#### SUPPLIED DATA
━━━

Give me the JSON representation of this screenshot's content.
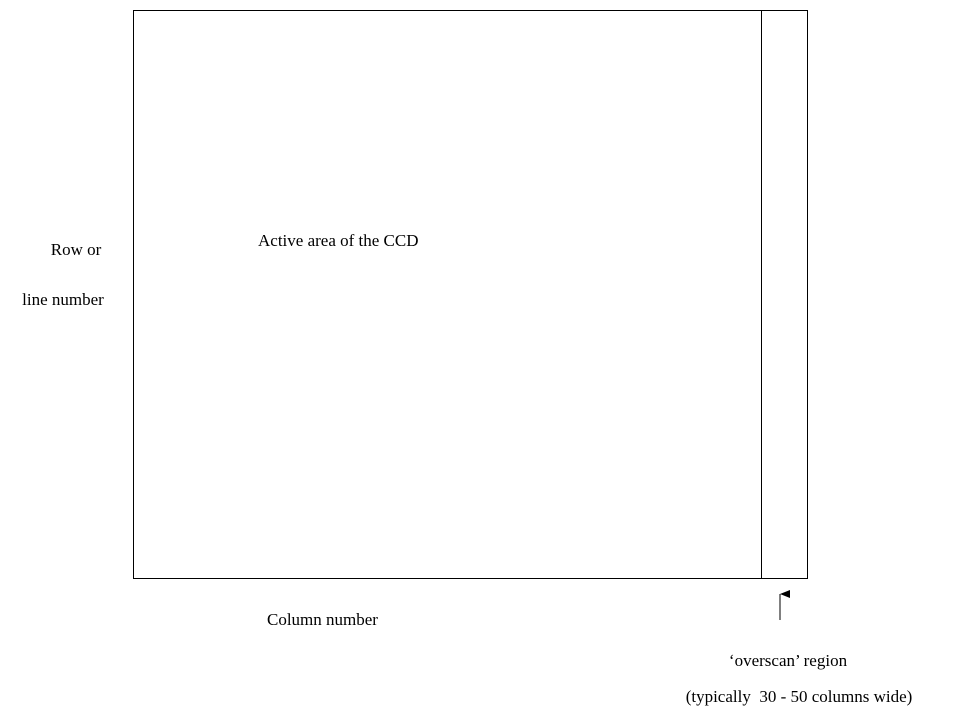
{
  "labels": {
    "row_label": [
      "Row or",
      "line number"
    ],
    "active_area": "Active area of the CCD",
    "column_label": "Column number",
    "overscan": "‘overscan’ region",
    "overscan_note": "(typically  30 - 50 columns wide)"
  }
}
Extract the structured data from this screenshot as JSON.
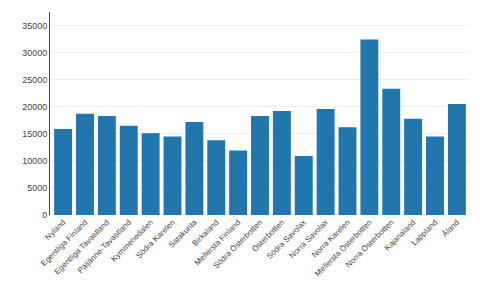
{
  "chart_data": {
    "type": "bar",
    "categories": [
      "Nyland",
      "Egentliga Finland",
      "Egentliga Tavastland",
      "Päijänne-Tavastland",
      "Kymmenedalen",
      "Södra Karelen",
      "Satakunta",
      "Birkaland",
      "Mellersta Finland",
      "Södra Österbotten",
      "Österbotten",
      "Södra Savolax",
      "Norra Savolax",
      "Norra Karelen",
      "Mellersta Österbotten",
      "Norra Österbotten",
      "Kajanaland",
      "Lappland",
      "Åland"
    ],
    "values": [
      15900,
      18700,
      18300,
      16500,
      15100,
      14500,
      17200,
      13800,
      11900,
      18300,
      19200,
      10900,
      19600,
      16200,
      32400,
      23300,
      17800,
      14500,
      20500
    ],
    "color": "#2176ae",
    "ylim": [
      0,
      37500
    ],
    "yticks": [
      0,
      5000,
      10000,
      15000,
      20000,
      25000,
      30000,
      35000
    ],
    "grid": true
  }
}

━━━

Leave out the pictures and copy the rest of the material above exactly.

Give me the JSON representation of this screenshot's content.
{
  "labels": {
    "row_label": [
      "Row or",
      "line number"
    ],
    "active_area": "Active area of the CCD",
    "column_label": "Column number",
    "overscan": "‘overscan’ region",
    "overscan_note": "(typically  30 - 50 columns wide)"
  }
}
Extract the structured data from this screenshot as JSON.
{
  "chart_data": {
    "type": "bar",
    "categories": [
      "Nyland",
      "Egentliga Finland",
      "Egentliga Tavastland",
      "Päijänne-Tavastland",
      "Kymmenedalen",
      "Södra Karelen",
      "Satakunta",
      "Birkaland",
      "Mellersta Finland",
      "Södra Österbotten",
      "Österbotten",
      "Södra Savolax",
      "Norra Savolax",
      "Norra Karelen",
      "Mellersta Österbotten",
      "Norra Österbotten",
      "Kajanaland",
      "Lappland",
      "Åland"
    ],
    "values": [
      15900,
      18700,
      18300,
      16500,
      15100,
      14500,
      17200,
      13800,
      11900,
      18300,
      19200,
      10900,
      19600,
      16200,
      32400,
      23300,
      17800,
      14500,
      20500
    ],
    "color": "#2176ae",
    "ylim": [
      0,
      37500
    ],
    "yticks": [
      0,
      5000,
      10000,
      15000,
      20000,
      25000,
      30000,
      35000
    ],
    "grid": true
  }
}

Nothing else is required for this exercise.